**Raw records:**
▼

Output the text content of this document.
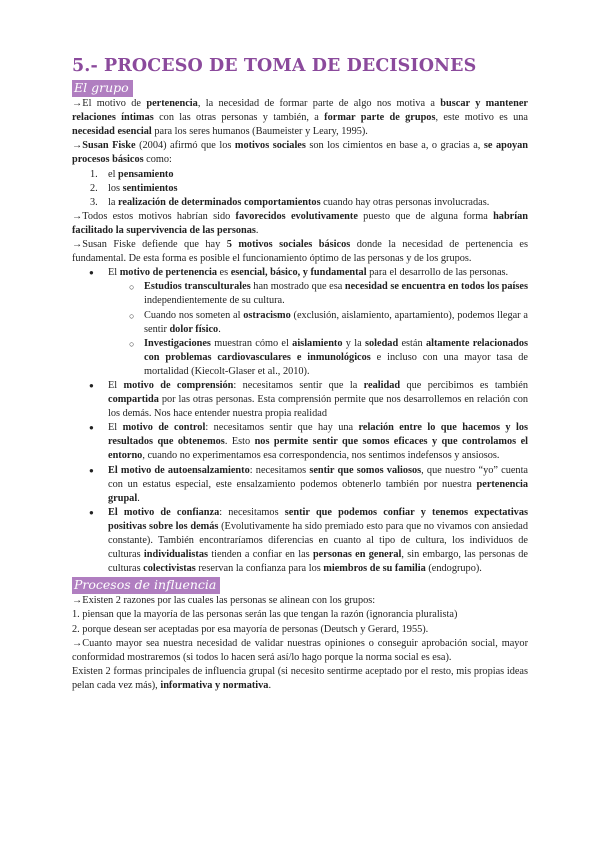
5.- PROCESO DE TOMA DE DECISIONES
El grupo

→El motivo de pertenencia, la necesidad de formar parte de algo nos motiva a buscar y mantener relaciones íntimas con las otras personas y también, a formar parte de grupos, este motivo es una necesidad esencial para los seres humanos (Baumeister y Leary, 1995).

→Susan Fiske (2004) afirmó que los motivos sociales son los cimientos en base a, o gracias a, se apoyan procesos básicos como:

1. el pensamiento
2. los sentimientos
3. la realización de determinados comportamientos cuando hay otras personas involucradas.

→Todos estos motivos habrían sido favorecidos evolutivamente puesto que de alguna forma habrían facilitado la supervivencia de las personas.

→Susan Fiske defiende que hay 5 motivos sociales básicos donde la necesidad de pertenencia es fundamental. De esta forma es posible el funcionamiento óptimo de las personas y de los grupos.

● El motivo de pertenencia es esencial, básico, y fundamental para el desarrollo de las personas.
○ Estudios transculturales han mostrado que esa necesidad se encuentra en todos los países independientemente de su cultura.
○ Cuando nos someten al ostracismo (exclusión, aislamiento, apartamiento), podemos llegar a sentir dolor físico.
○ Investigaciones muestran cómo el aislamiento y la soledad están altamente relacionados con problemas cardiovasculares e inmunológicos e incluso con una mayor tasa de mortalidad (Kiecolt-Glaser et al., 2010).
● El motivo de comprensión: necesitamos sentir que la realidad que percibimos es también compartida por las otras personas. Esta comprensión permite que nos desarrollemos en relación con los demás. Nos hace entender nuestra propia realidad
● El motivo de control: necesitamos sentir que hay una relación entre lo que hacemos y los resultados que obtenemos. Esto nos permite sentir que somos eficaces y que controlamos el entorno, cuando no experimentamos esa correspondencia, nos sentimos indefensos y ansiosos.
● El motivo de autoensalzamiento: necesitamos sentir que somos valiosos, que nuestro “yo” cuenta con un estatus especial, este ensalzamiento podemos obtenerlo también por nuestra pertenencia grupal.
● El motivo de confianza: necesitamos sentir que podemos confiar y tenemos expectativas positivas sobre los demás (Evolutivamente ha sido premiado esto para que no vivamos con ansiedad constante). También encontraríamos diferencias en cuanto al tipo de cultura, los individuos de culturas individualistas tienden a confiar en las personas en general, sin embargo, las personas de culturas colectivistas reservan la confianza para los miembros de su familia (endogrupo).
Procesos de influencia

→Existen 2 razones por las cuales las personas se alinean con los grupos:

1. piensan que la mayoría de las personas serán las que tengan la razón (ignorancia pluralista)

2. porque desean ser aceptadas por esa mayoría de personas (Deutsch y Gerard, 1955).

→Cuanto mayor sea nuestra necesidad de validar nuestras opiniones o conseguir aprobación social, mayor conformidad mostraremos (si todos lo hacen será así/lo hago porque la norma social es esa).

Existen 2 formas principales de influencia grupal (si necesito sentirme aceptado por el resto, mis propias ideas pelan cada vez más), informativa y normativa.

▲

**What you have to do:** Make a word-for-word copy of the entries, without any pictures.

**Result of the exercise:**
Output the text content of this document.
5.- PROCESO DE TOMA DE DECISIONES
El grupo

→El motivo de pertenencia, la necesidad de formar parte de algo nos motiva a buscar y mantener relaciones íntimas con las otras personas y también, a formar parte de grupos, este motivo es una necesidad esencial para los seres humanos (Baumeister y Leary, 1995).

→Susan Fiske (2004) afirmó que los motivos sociales son los cimientos en base a, o gracias a, se apoyan procesos básicos como:

1. el pensamiento
2. los sentimientos
3. la realización de determinados comportamientos cuando hay otras personas involucradas.

→Todos estos motivos habrían sido favorecidos evolutivamente puesto que de alguna forma habrían facilitado la supervivencia de las personas.

→Susan Fiske defiende que hay 5 motivos sociales básicos donde la necesidad de pertenencia es fundamental. De esta forma es posible el funcionamiento óptimo de las personas y de los grupos.

● El motivo de pertenencia es esencial, básico, y fundamental para el desarrollo de las personas.
○ Estudios transculturales han mostrado que esa necesidad se encuentra en todos los países independientemente de su cultura.
○ Cuando nos someten al ostracismo (exclusión, aislamiento, apartamiento), podemos llegar a sentir dolor físico.
○ Investigaciones muestran cómo el aislamiento y la soledad están altamente relacionados con problemas cardiovasculares e inmunológicos e incluso con una mayor tasa de mortalidad (Kiecolt-Glaser et al., 2010).
● El motivo de comprensión: necesitamos sentir que la realidad que percibimos es también compartida por las otras personas. Esta comprensión permite que nos desarrollemos en relación con los demás. Nos hace entender nuestra propia realidad
● El motivo de control: necesitamos sentir que hay una relación entre lo que hacemos y los resultados que obtenemos. Esto nos permite sentir que somos eficaces y que controlamos el entorno, cuando no experimentamos esa correspondencia, nos sentimos indefensos y ansiosos.
● El motivo de autoensalzamiento: necesitamos sentir que somos valiosos, que nuestro “yo” cuenta con un estatus especial, este ensalzamiento podemos obtenerlo también por nuestra pertenencia grupal.
● El motivo de confianza: necesitamos sentir que podemos confiar y tenemos expectativas positivas sobre los demás (Evolutivamente ha sido premiado esto para que no vivamos con ansiedad constante). También encontraríamos diferencias en cuanto al tipo de cultura, los individuos de culturas individualistas tienden a confiar en las personas en general, sin embargo, las personas de culturas colectivistas reservan la confianza para los miembros de su familia (endogrupo).
Procesos de influencia

→Existen 2 razones por las cuales las personas se alinean con los grupos:

1. piensan que la mayoría de las personas serán las que tengan la razón (ignorancia pluralista)

2. porque desean ser aceptadas por esa mayoría de personas (Deutsch y Gerard, 1955).

→Cuanto mayor sea nuestra necesidad de validar nuestras opiniones o conseguir aprobación social, mayor conformidad mostraremos (si todos lo hacen será así/lo hago porque la norma social es esa).

Existen 2 formas principales de influencia grupal (si necesito sentirme aceptado por el resto, mis propias ideas pelan cada vez más), informativa y normativa.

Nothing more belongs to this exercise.